(Problem to work on) Your task is to locate every line holding the string "budov" and to copy each of them.

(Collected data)
•••••

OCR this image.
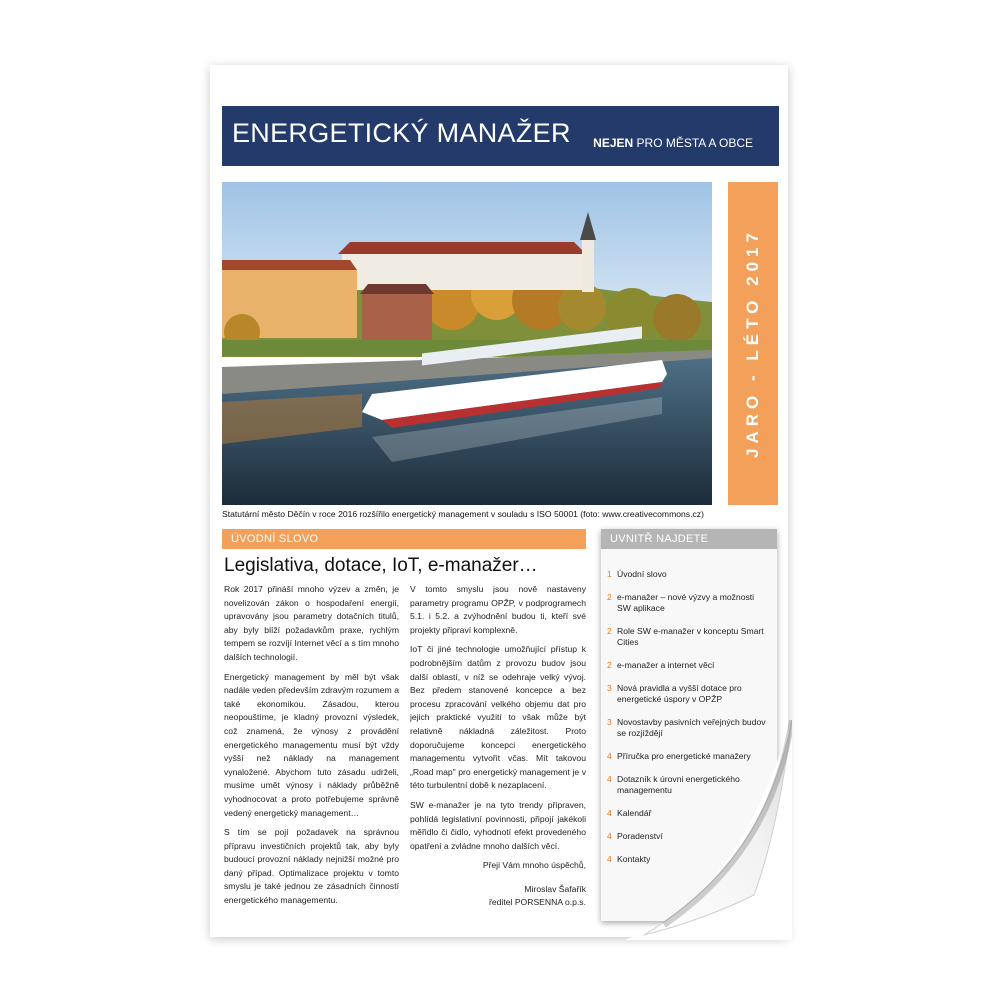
ENERGETICKÝ MANAŽER NEJEN PRO MĚSTA A OBCE
JARO - LÉTO 2017
Statutární město Děčín v roce 2016 rozšířilo energetický management v souladu s ISO 50001 (foto: www.creativecommons.cz)
ÚVODNÍ SLOVO
Legislativa, dotace, IoT, e-manažer…

Rok 2017 přináší mnoho výzev a změn, je novelizován zákon o hospodaření energií, upravovány jsou parametry dotačních titulů, aby byly blíží požadavkům praxe, rychlým tempem se rozvíjí Internet věcí a s tím mnoho dalších technologií.

Energetický management by měl být však nadále veden především zdravým rozumem a také ekonomikou. Zásadou, kterou neopouštíme, je kladný provozní výsledek, což znamená, že výnosy z provádění energetického managementu musí být vždy vyšší než náklady na management vynaložené. Abychom tuto zásadu udrželi, musíme umět výnosy i náklady průběžně vyhodnocovat a proto potřebujeme správně vedený energetický management…

S tím se pojí požadavek na správnou přípravu investičních projektů tak, aby byly budoucí provozní náklady nejnižší možné pro daný případ. Optimalizace projektu v tomto smyslu je také jednou ze zásadních činností energetického managementu.

V tomto smyslu jsou nově nastaveny parametry programu OPŽP, v podprogramech 5.1. i 5.2. a zvýhodnění budou ti, kteří své projekty připraví komplexně.

IoT či jiné technologie umožňující přístup k podrobnějším datům z provozu budov jsou další oblastí, v níž se odehraje velký vývoj. Bez předem stanovené koncepce a bez procesu zpracování velkého objemu dat pro jejich praktické využití to však může být relativně nákladná záležitost. Proto doporučujeme koncepci energetického managementu vytvořit včas. Mít takovou „Road map" pro energetický management je v této turbulentní době k nezaplacení.

SW e-manažer je na tyto trendy připraven, pohlídá legislativní povinnosti, připojí jakékoli měřidlo či čidlo, vyhodnotí efekt provedeného opatření a zvládne mnoho dalších věcí.

Přeji Vám mnoho úspěchů,

Miroslav Šafařík

ředitel PORSENNA o.p.s.

UVNITŘ NAJDETE
1 Úvodní slovo
2 e-manažer – nové výzvy a možnosti SW aplikace
2 Role SW e-manažer v konceptu Smart Cities
2 e-manažer a internet věcí
3 Nová pravidla a vyšší dotace pro energetické úspory v OPŽP
3 Novostavby pasivních veřejných budov se rozjíždějí
4 Příručka pro energetické manažery
4 Dotazník k úrovni energetického managementu
4 Kalendář
4 Poradenství
4 Kontakty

•••••

(Complete answer)
IoT či jiné technologie umožňující přístup k podrobnějším datům z provozu budov jsou další oblastí, v níž se odehraje velký vývoj. Bez předem stanovené koncepce a bez procesu zpracování velkého objemu dat pro jejich praktické využití to však může být relativně nákladná záležitost. Proto doporučujeme koncepci energetického managementu vytvořit včas. Mít takovou „Road map" pro energetický management je v této turbulentní době k nezaplacení.
3 Novostavby pasivních veřejných budov se rozjíždějí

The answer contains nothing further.